[Goal of the exercise] In the records that follow, locate every line with "marker" and extract it.

=== Provided information ===

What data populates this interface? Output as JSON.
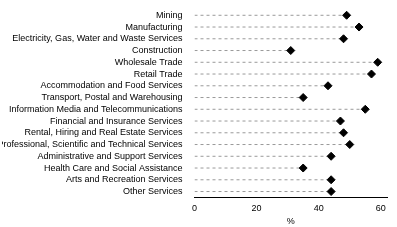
{
  "chart_data": {
    "type": "dot",
    "orientation": "horizontal",
    "categories": [
      "Mining",
      "Manufacturing",
      "Electricity, Gas, Water and Waste Services",
      "Construction",
      "Wholesale Trade",
      "Retail Trade",
      "Accommodation and Food Services",
      "Transport, Postal and Warehousing",
      "Information Media and Telecommunications",
      "Financial and Insurance Services",
      "Rental, Hiring and Real Estate Services",
      "Professional, Scientific and Technical Services",
      "Administrative and Support Services",
      "Health Care and Social Assistance",
      "Arts and Recreation Services",
      "Other Services"
    ],
    "values": [
      49,
      53,
      48,
      31,
      59,
      57,
      43,
      35,
      55,
      47,
      48,
      50,
      44,
      35,
      44,
      44
    ],
    "color": "#000000",
    "marker": "diamond",
    "line_style": "dashed",
    "xlabel": "%",
    "xlim": [
      0,
      62
    ],
    "xticks": [
      0,
      20,
      40,
      60
    ],
    "grid": false,
    "legend": false
  }
}
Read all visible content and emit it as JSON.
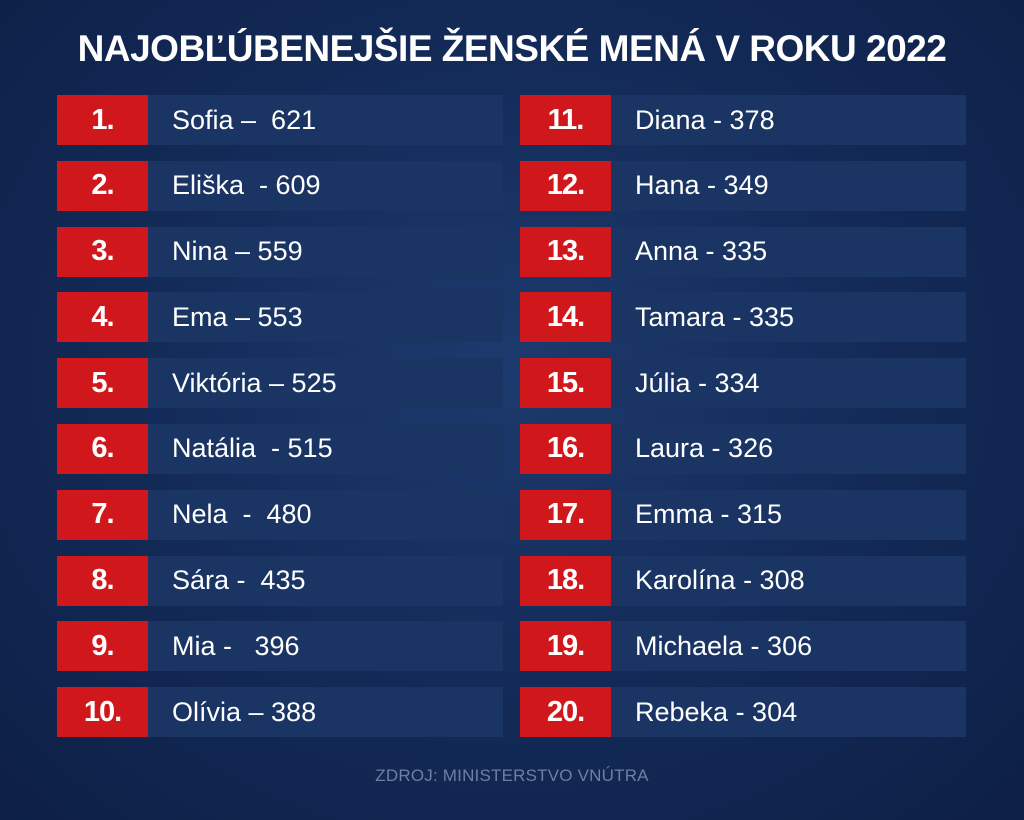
{
  "title": "NAJOBĽÚBENEJŠIE ŽENSKÉ MENÁ V ROKU 2022",
  "source": "ZDROJ: MINISTERSTVO VNÚTRA",
  "colors": {
    "rank_background": "#d0181c",
    "entry_background": "#1a3463",
    "page_background": "#142c5a"
  },
  "left_column": [
    {
      "rank": "1.",
      "text": "Sofia –  621"
    },
    {
      "rank": "2.",
      "text": "Eliška  - 609"
    },
    {
      "rank": "3.",
      "text": "Nina – 559"
    },
    {
      "rank": "4.",
      "text": "Ema – 553"
    },
    {
      "rank": "5.",
      "text": "Viktória – 525"
    },
    {
      "rank": "6.",
      "text": "Natália  - 515"
    },
    {
      "rank": "7.",
      "text": "Nela  -  480"
    },
    {
      "rank": "8.",
      "text": "Sára -  435"
    },
    {
      "rank": "9.",
      "text": "Mia -   396"
    },
    {
      "rank": "10.",
      "text": "Olívia – 388"
    }
  ],
  "right_column": [
    {
      "rank": "11.",
      "text": "Diana - 378"
    },
    {
      "rank": "12.",
      "text": "Hana - 349"
    },
    {
      "rank": "13.",
      "text": "Anna - 335"
    },
    {
      "rank": "14.",
      "text": "Tamara - 335"
    },
    {
      "rank": "15.",
      "text": "Júlia - 334"
    },
    {
      "rank": "16.",
      "text": "Laura - 326"
    },
    {
      "rank": "17.",
      "text": "Emma - 315"
    },
    {
      "rank": "18.",
      "text": "Karolína - 308"
    },
    {
      "rank": "19.",
      "text": "Michaela - 306"
    },
    {
      "rank": "20.",
      "text": "Rebeka - 304"
    }
  ]
}
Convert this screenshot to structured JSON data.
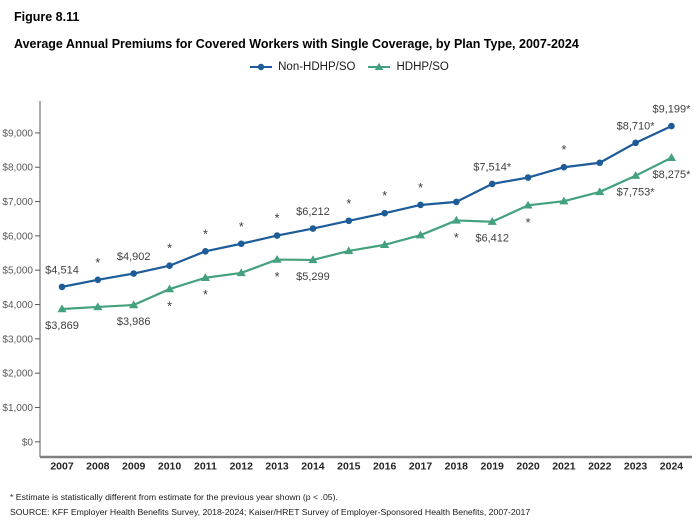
{
  "figure": {
    "number": "Figure 8.11",
    "title": "Average Annual Premiums for Covered Workers with Single Coverage, by Plan Type, 2007-2024"
  },
  "footnotes": {
    "asterisk_note": "* Estimate is statistically different from estimate for the previous year shown (p < .05).",
    "source": "SOURCE: KFF Employer Health Benefits Survey, 2018-2024; Kaiser/HRET Survey of Employer-Sponsored Health Benefits, 2007-2017"
  },
  "colors": {
    "non_hdhp": "#1d5c99",
    "hdhp": "#44a17d",
    "label_text": "#404040",
    "x_axis_line": "#7f7f7f",
    "y_axis_line": "#595959"
  },
  "chart_data": {
    "type": "line",
    "title": "Average Annual Premiums for Covered Workers with Single Coverage, by Plan Type, 2007-2024",
    "xlabel": "",
    "ylabel": "",
    "ylim": [
      0,
      9000
    ],
    "ytick_step": 1000,
    "grid": false,
    "legend_position": "top",
    "categories": [
      "2007",
      "2008",
      "2009",
      "2010",
      "2011",
      "2012",
      "2013",
      "2014",
      "2015",
      "2016",
      "2017",
      "2018",
      "2019",
      "2020",
      "2021",
      "2022",
      "2023",
      "2024"
    ],
    "yticks": [
      "$0",
      "$1,000",
      "$2,000",
      "$3,000",
      "$4,000",
      "$5,000",
      "$6,000",
      "$7,000",
      "$8,000",
      "$9,000"
    ],
    "series": [
      {
        "name": "Non-HDHP/SO",
        "color": "#1d5c99",
        "marker": "circle",
        "label_side": "above",
        "values": [
          4514,
          4720,
          4902,
          5130,
          5550,
          5770,
          6010,
          6212,
          6440,
          6660,
          6900,
          6990,
          7514,
          7700,
          8000,
          8130,
          8710,
          9199
        ],
        "point_labels": {
          "2007": "$4,514",
          "2009": "$4,902",
          "2014": "$6,212",
          "2019": "$7,514*",
          "2023": "$8,710*",
          "2024": "$9,199*"
        },
        "sig_years": [
          "2008",
          "2010",
          "2011",
          "2012",
          "2013",
          "2015",
          "2016",
          "2017",
          "2021"
        ]
      },
      {
        "name": "HDHP/SO",
        "color": "#44a17d",
        "marker": "triangle",
        "label_side": "below",
        "values": [
          3869,
          3930,
          3986,
          4450,
          4780,
          4920,
          5310,
          5299,
          5560,
          5740,
          6020,
          6450,
          6412,
          6890,
          7010,
          7280,
          7753,
          8275
        ],
        "point_labels": {
          "2007": "$3,869",
          "2009": "$3,986",
          "2014": "$5,299",
          "2019": "$6,412",
          "2023": "$7,753*",
          "2024": "$8,275*"
        },
        "sig_years": [
          "2010",
          "2011",
          "2013",
          "2018",
          "2020"
        ]
      }
    ]
  }
}
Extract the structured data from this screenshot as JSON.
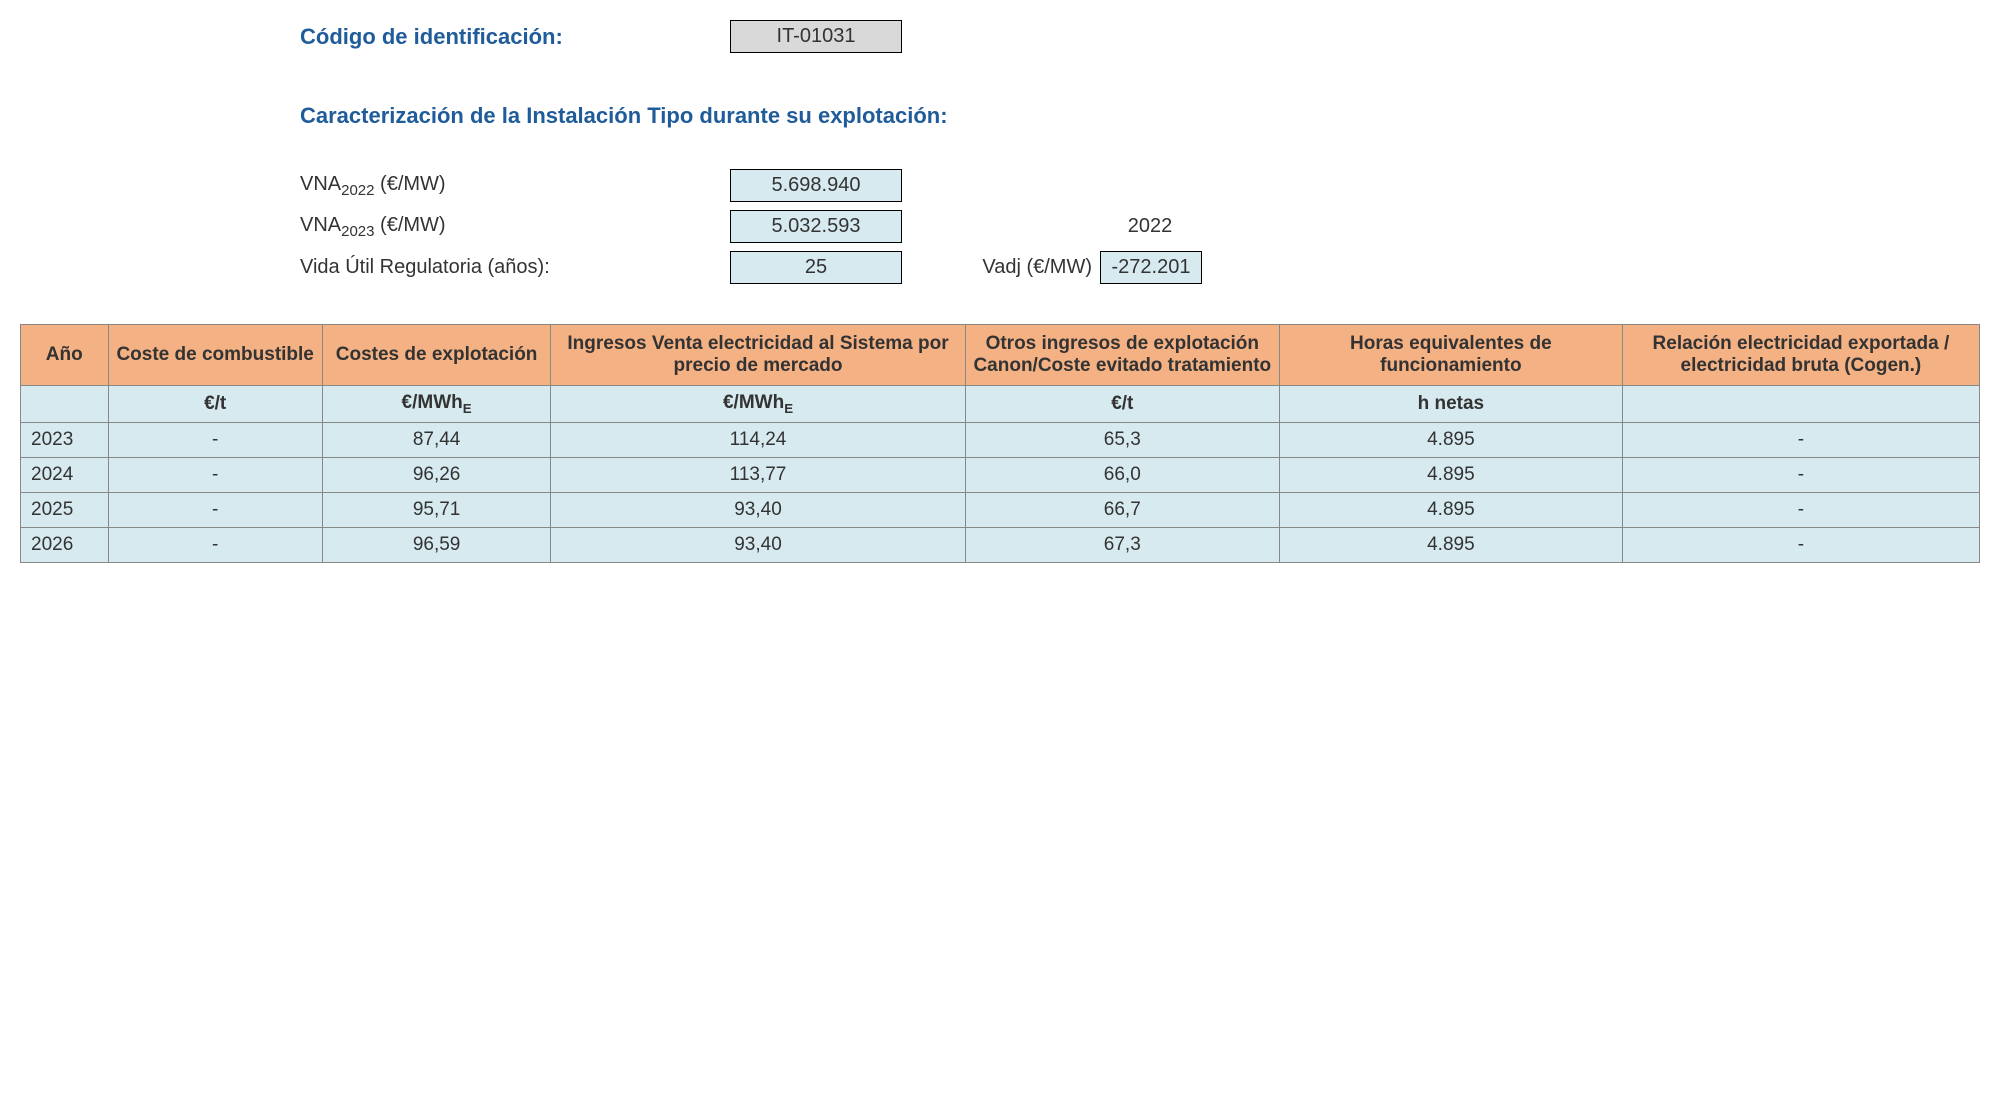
{
  "header": {
    "code_label": "Código de identificación:",
    "code_value": "IT-01031",
    "section_title": "Caracterización de la Instalación Tipo durante su explotación:",
    "vna2022_label_prefix": "VNA",
    "vna2022_sub": "2022",
    "vna2022_unit": " (€/MW)",
    "vna2022_value": "5.698.940",
    "vna2023_label_prefix": "VNA",
    "vna2023_sub": "2023",
    "vna2023_unit": " (€/MW)",
    "vna2023_value": "5.032.593",
    "vida_label": "Vida Útil Regulatoria (años):",
    "vida_value": "25",
    "year_right": "2022",
    "vadj_label": "Vadj (€/MW)",
    "vadj_value": "-272.201"
  },
  "table": {
    "headers": {
      "ano": "Año",
      "coste_comb": "Coste de combustible",
      "costes_expl": "Costes de explotación",
      "ingresos": "Ingresos Venta electricidad al Sistema por precio de mercado",
      "otros": "Otros ingresos de explotación Canon/Coste evitado tratamiento",
      "horas": "Horas equivalentes de funcionamiento",
      "relacion": "Relación electricidad exportada / electricidad bruta (Cogen.)"
    },
    "units": {
      "ano": "",
      "coste_comb": "€/t",
      "costes_expl_pre": "€/MWh",
      "costes_expl_sub": "E",
      "ingresos_pre": "€/MWh",
      "ingresos_sub": "E",
      "otros": "€/t",
      "horas": "h netas",
      "relacion": ""
    },
    "rows": [
      {
        "ano": "2023",
        "coste_comb": "-",
        "costes_expl": "87,44",
        "ingresos": "114,24",
        "otros": "65,3",
        "horas": "4.895",
        "relacion": "-"
      },
      {
        "ano": "2024",
        "coste_comb": "-",
        "costes_expl": "96,26",
        "ingresos": "113,77",
        "otros": "66,0",
        "horas": "4.895",
        "relacion": "-"
      },
      {
        "ano": "2025",
        "coste_comb": "-",
        "costes_expl": "95,71",
        "ingresos": "93,40",
        "otros": "66,7",
        "horas": "4.895",
        "relacion": "-"
      },
      {
        "ano": "2026",
        "coste_comb": "-",
        "costes_expl": "96,59",
        "ingresos": "93,40",
        "otros": "67,3",
        "horas": "4.895",
        "relacion": "-"
      }
    ],
    "col_widths": [
      "60px",
      "150px",
      "160px",
      "290px",
      "220px",
      "240px",
      "250px"
    ]
  }
}
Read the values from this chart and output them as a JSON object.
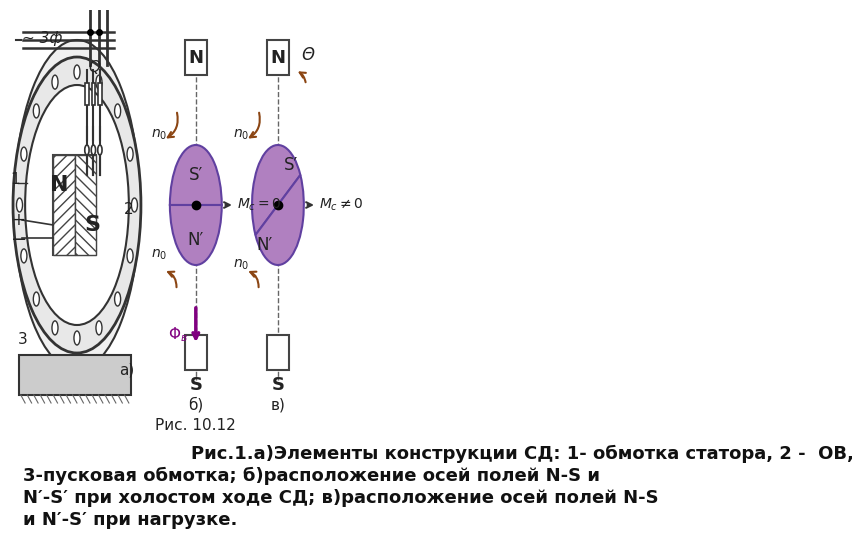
{
  "bg_color": "#ffffff",
  "fig_width": 7.2,
  "fig_height": 5.4,
  "caption_line1": "    Рис.1.а)Элементы конструкции СД: 1- обмотка статора, 2 -  ОВ,",
  "caption_line2": "3-пусковая обмотка; б)расположение осей полей N-S и",
  "caption_line3": "N′-S′ при холостом ходе СД; в)расположение осей полей N-S",
  "caption_line4": "и N′-S′ при нагрузке.",
  "fig_label": "Рис. 10.12",
  "caption_fontsize": 13,
  "label_fontsize": 11
}
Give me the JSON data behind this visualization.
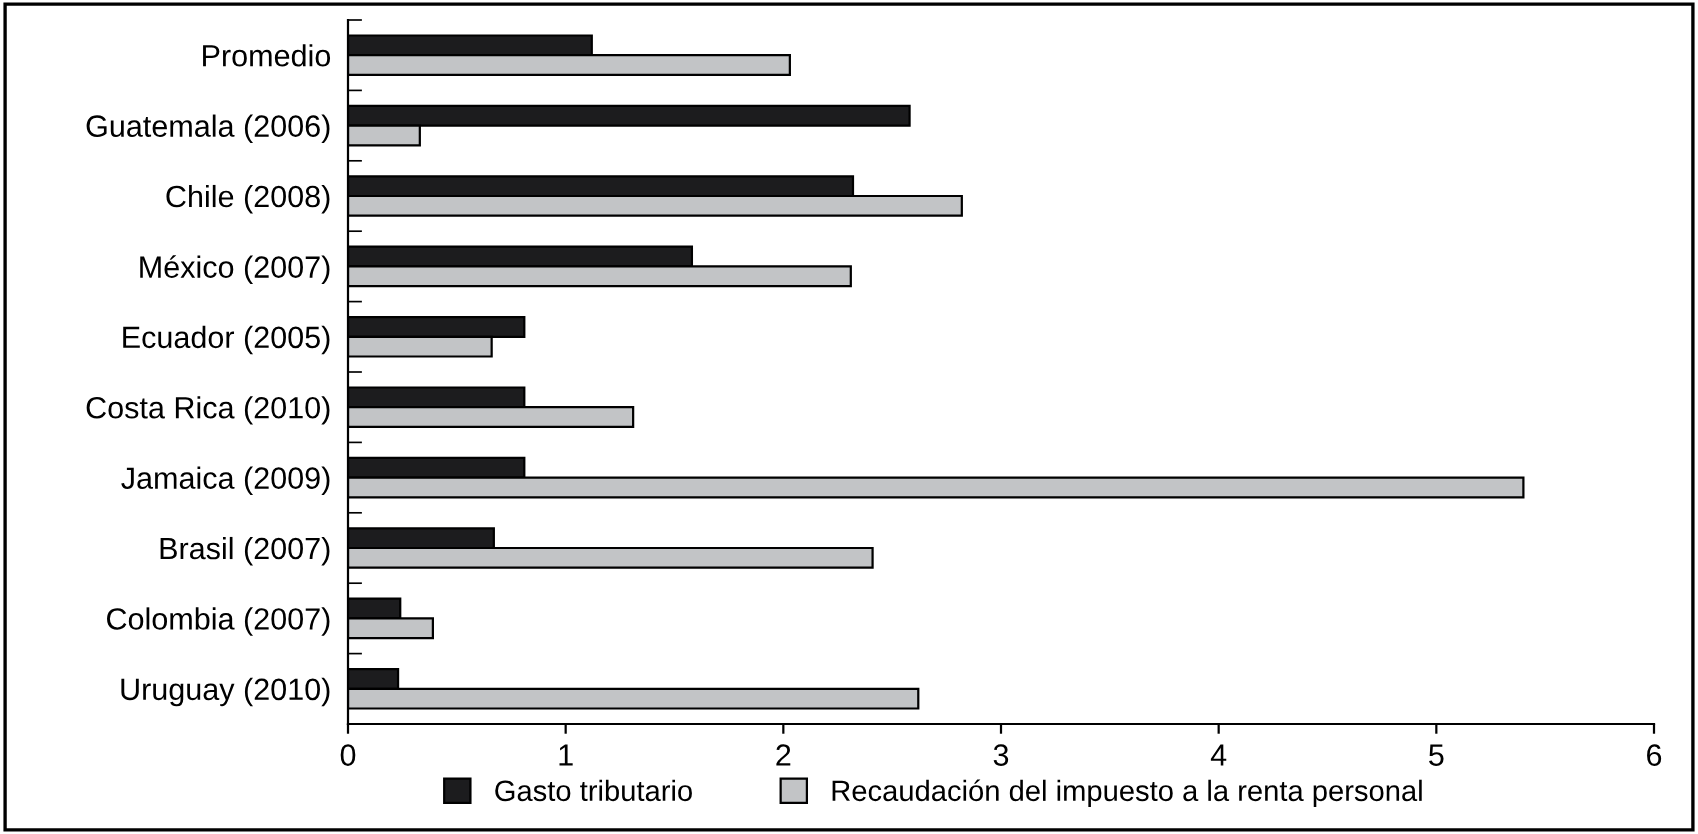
{
  "chart_data": {
    "type": "bar",
    "orientation": "horizontal",
    "categories": [
      "Promedio",
      "Guatemala (2006)",
      "Chile (2008)",
      "México (2007)",
      "Ecuador (2005)",
      "Costa Rica (2010)",
      "Jamaica (2009)",
      "Brasil (2007)",
      "Colombia (2007)",
      "Uruguay (2010)"
    ],
    "series": [
      {
        "name": "Gasto tributario",
        "color": "#1c1c1e",
        "values": [
          1.12,
          2.58,
          2.32,
          1.58,
          0.81,
          0.81,
          0.81,
          0.67,
          0.24,
          0.23
        ]
      },
      {
        "name": "Recaudación del impuesto a la renta personal",
        "color": "#c2c4c6",
        "values": [
          2.03,
          0.33,
          2.82,
          2.31,
          0.66,
          1.31,
          5.4,
          2.41,
          0.39,
          2.62
        ]
      }
    ],
    "xlim": [
      0,
      6
    ],
    "xticks": [
      0,
      1,
      2,
      3,
      4,
      5,
      6
    ],
    "grid": false,
    "legend": "bottom"
  }
}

===

[Answer to this exercise]
    "marker": "diamond",
        "marker": "circle",
        "marker": "triangle",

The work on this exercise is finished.